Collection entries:
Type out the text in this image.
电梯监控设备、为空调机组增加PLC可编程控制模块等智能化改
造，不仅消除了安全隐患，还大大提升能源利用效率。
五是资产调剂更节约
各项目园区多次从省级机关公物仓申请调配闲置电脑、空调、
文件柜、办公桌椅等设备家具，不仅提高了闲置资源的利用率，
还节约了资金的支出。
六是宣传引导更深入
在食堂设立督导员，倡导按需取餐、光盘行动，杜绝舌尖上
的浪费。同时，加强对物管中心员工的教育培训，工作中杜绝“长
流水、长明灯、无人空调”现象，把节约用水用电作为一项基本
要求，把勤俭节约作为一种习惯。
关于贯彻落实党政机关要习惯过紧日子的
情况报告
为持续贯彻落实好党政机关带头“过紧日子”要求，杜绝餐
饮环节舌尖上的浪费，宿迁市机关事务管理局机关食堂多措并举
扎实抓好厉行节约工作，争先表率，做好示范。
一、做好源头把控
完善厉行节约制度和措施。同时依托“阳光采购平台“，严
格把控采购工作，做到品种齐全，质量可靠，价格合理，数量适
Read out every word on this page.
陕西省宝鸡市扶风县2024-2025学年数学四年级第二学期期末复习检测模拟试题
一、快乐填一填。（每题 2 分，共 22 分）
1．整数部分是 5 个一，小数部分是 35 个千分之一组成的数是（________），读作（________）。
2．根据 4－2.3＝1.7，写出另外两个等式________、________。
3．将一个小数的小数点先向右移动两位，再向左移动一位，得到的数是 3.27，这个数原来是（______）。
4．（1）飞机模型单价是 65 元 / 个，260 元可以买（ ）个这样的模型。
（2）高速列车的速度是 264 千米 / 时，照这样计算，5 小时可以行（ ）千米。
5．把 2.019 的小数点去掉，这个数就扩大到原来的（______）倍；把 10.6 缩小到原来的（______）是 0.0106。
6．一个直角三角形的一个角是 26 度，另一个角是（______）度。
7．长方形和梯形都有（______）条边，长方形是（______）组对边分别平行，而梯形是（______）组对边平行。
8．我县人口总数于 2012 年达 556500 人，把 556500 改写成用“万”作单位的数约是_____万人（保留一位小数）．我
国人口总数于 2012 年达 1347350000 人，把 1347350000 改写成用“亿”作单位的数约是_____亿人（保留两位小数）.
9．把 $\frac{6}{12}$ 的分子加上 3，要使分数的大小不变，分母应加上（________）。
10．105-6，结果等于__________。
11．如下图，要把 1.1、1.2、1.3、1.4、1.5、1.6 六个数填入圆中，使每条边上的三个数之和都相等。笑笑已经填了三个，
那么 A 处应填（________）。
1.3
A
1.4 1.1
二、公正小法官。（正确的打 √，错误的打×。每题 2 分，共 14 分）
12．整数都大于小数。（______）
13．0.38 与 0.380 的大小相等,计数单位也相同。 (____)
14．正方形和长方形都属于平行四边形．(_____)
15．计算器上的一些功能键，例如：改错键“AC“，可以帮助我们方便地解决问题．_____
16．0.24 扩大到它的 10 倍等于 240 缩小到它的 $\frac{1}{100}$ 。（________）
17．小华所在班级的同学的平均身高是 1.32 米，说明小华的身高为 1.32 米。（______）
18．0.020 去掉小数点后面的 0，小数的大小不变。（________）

TASK INSTRUCTIONS
Generate an exact reproduction of all entries.

SOLVED PROBLEM
Type out the text in this image.
电梯监控设备、为空调机组增加PLC可编程控制模块等智能化改
造，不仅消除了安全隐患，还大大提升能源利用效率。
五是资产调剂更节约
各项目园区多次从省级机关公物仓申请调配闲置电脑、空调、
文件柜、办公桌椅等设备家具，不仅提高了闲置资源的利用率，
还节约了资金的支出。
六是宣传引导更深入
在食堂设立督导员，倡导按需取餐、光盘行动，杜绝舌尖上
的浪费。同时，加强对物管中心员工的教育培训，工作中杜绝“长
流水、长明灯、无人空调”现象，把节约用水用电作为一项基本
要求，把勤俭节约作为一种习惯。
关于贯彻落实党政机关要习惯过紧日子的
情况报告
为持续贯彻落实好党政机关带头“过紧日子”要求，杜绝餐
饮环节舌尖上的浪费，宿迁市机关事务管理局机关食堂多措并举
扎实抓好厉行节约工作，争先表率，做好示范。
一、做好源头把控
完善厉行节约制度和措施。同时依托“阳光采购平台“，严
格把控采购工作，做到品种齐全，质量可靠，价格合理，数量适
Read out every word on this page.
陕西省宝鸡市扶风县2024-2025学年数学四年级第二学期期末复习检测模拟试题
一、快乐填一填。（每题 2 分，共 22 分）
1．整数部分是 5 个一，小数部分是 35 个千分之一组成的数是（________），读作（________）。
2．根据 4－2.3＝1.7，写出另外两个等式________、________。
3．将一个小数的小数点先向右移动两位，再向左移动一位，得到的数是 3.27，这个数原来是（______）。
4．（1）飞机模型单价是 65 元 / 个，260 元可以买（ ）个这样的模型。
（2）高速列车的速度是 264 千米 / 时，照这样计算，5 小时可以行（ ）千米。
5．把 2.019 的小数点去掉，这个数就扩大到原来的（______）倍；把 10.6 缩小到原来的（______）是 0.0106。
6．一个直角三角形的一个角是 26 度，另一个角是（______）度。
7．长方形和梯形都有（______）条边，长方形是（______）组对边分别平行，而梯形是（______）组对边平行。
8．我县人口总数于 2012 年达 556500 人，把 556500 改写成用“万”作单位的数约是_____万人（保留一位小数）．我
国人口总数于 2012 年达 1347350000 人，把 1347350000 改写成用“亿”作单位的数约是_____亿人（保留两位小数）.
9．把 $\frac{6}{12}$ 的分子加上 3，要使分数的大小不变，分母应加上（________）。
10．105-6，结果等于__________。
11．如下图，要把 1.1、1.2、1.3、1.4、1.5、1.6 六个数填入圆中，使每条边上的三个数之和都相等。笑笑已经填了三个，
那么 A 处应填（________）。
1.3
A
1.4 1.1
二、公正小法官。（正确的打 √，错误的打×。每题 2 分，共 14 分）
12．整数都大于小数。（______）
13．0.38 与 0.380 的大小相等,计数单位也相同。 (____)
14．正方形和长方形都属于平行四边形．(_____)
15．计算器上的一些功能键，例如：改错键“AC“，可以帮助我们方便地解决问题．_____
16．0.24 扩大到它的 10 倍等于 240 缩小到它的 $\frac{1}{100}$ 。（________）
17．小华所在班级的同学的平均身高是 1.32 米，说明小华的身高为 1.32 米。（______）
18．0.020 去掉小数点后面的 0，小数的大小不变。（________）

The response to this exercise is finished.